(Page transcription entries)
┄┄┄┄┄┄┄┄┄┄

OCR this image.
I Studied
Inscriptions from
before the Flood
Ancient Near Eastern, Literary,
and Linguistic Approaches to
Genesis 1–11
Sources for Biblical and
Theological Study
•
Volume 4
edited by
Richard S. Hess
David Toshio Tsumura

┄┄┄┄┄┄┄┄┄┄

• [Exercise]
Going line by line, copy the data above exactly.

• [Answer below]
OCR this image.
I Studied
Inscriptions from
before the Flood
Ancient Near Eastern, Literary,
and Linguistic Approaches to
Genesis 1–11
Sources for Biblical and
Theological Study
•
Volume 4
edited by
Richard S. Hess
David Toshio Tsumura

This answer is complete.